===== Source excerpt =====

Country of Origin Labeling (COOL) is an initiative
requiring labeling of beef, pork, lamb, fish, and
peanuts according to the country in which the commodity
was born, raised and harvested. COOL is presently
a voluntary practice. However, it will be mandatory
for the above commodities sold at the retail level
by September 30, 2004. Maverick Ranch is working
hard to achieve compliance to this law, and was recently
recognized by Meat Processing Magazine for its innovative
efforts. The complete article follows.
KEEPING COOL:
Maverick Ranch Makes Country-Of-Origin Labeling Work.
"Like it or not, country-of-origin labeling - COOL
- is going to be the law of the land. An element
of the 2002 Farm Bill signed by President Bush, the
controversial law will require all meat sourced outside
the United States to be labeled as such in retail
packages in U.S. stores. (COOL is not required in
foodservice products.) It is expected to take effect
later this year, after final hearings and tweaking
by USDA.
"'It's a bad law, it's a poorly written law, and it
won't accomplish what its supporters want it to accomplish,'
comments Rex Moore, president and COO of Maverick
Ranch, the Denver, Colo.-based packer and processor.
'But it's the law, and we have to abide by it. We
have to be ready.'
"While other members of the U.S. beef industry continue
to dither and fret over a law they don't like and
don't want to follow, Maverick has taken the bull
by the horns, so to speak, and begun instituting
one of the most sophisticated animal traceback programs
in the world in order to comply. The irony is that
Maverick doesn't actually source any of the cattle
it processes from outside the United States, but
if it did it would have no trouble at all identifying
the source-ranch, not to mention county, parish,
province, territory, and/or country, of every animal
that becomes meat for Maverick. In any event, its
program will allow the company to state, officially
and without qualification, on USDA-approved product
labels, that Maverick meat comes from cattle 'born
and raised in the USA.' Typically, Maverick, a company
that manages its enterprise in the spirit of its
name, has figured out a way to build on a complex
and even politically volatile situation to not only
create a business advantage but an information advantage
as well. (See "Contaminants
Can't Hide in This Lab," Meat Processing,
August 2002, p.12.)

===== Dataset extract =====

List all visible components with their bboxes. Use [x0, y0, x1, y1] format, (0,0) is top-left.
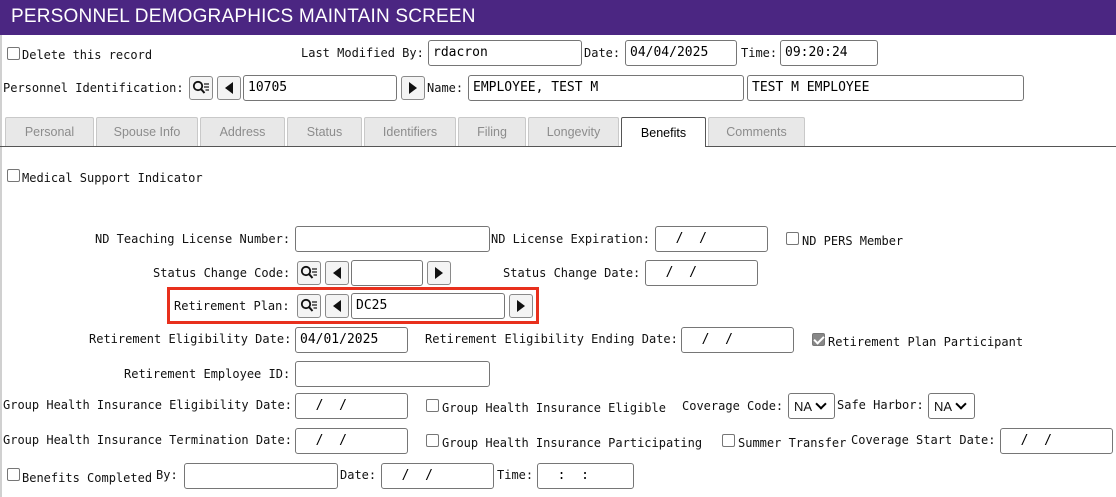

=====

▶ **Exercise task**: Continue the article about Maverick Ranch and country-of-origin labeling from the point where it ends.

▶ **Written reply**:
"'We began working with a company called IdentityPreserved.com
about 10-12 months ago, using them to help us write
our process-verification program for USDA,' says
Rex. 'They developed the system to track all the
Starlink GMO corn in the country, so we thought they
could help us with cattle.' Maverick is also working
with two Ft. Collins, Colo., companies, Optibrand
and Research Management Systems USA (RMS), on other
elements of the trace-back program.
"The Maverick system works like this.
In the spring when calves are born, each calf is
given a retinal scan with a hand-held Optibrand device,
and thus the animal automatically enters Maverick's
database. Not only that, but the scanner is linked
with global positioning system tracking, so that
Maverick knows exactly where the retinal scan was
made. More scans are made at different points of
the animal's life: shortly after birth, when the
animal is first weighed at the feedlot, at a mid-point
in the feedlot, and again at the packinghouse. The
tracking software comes from RMS, a company that
has developed a national identification program for
the cattle industries in both the United States and
Canada.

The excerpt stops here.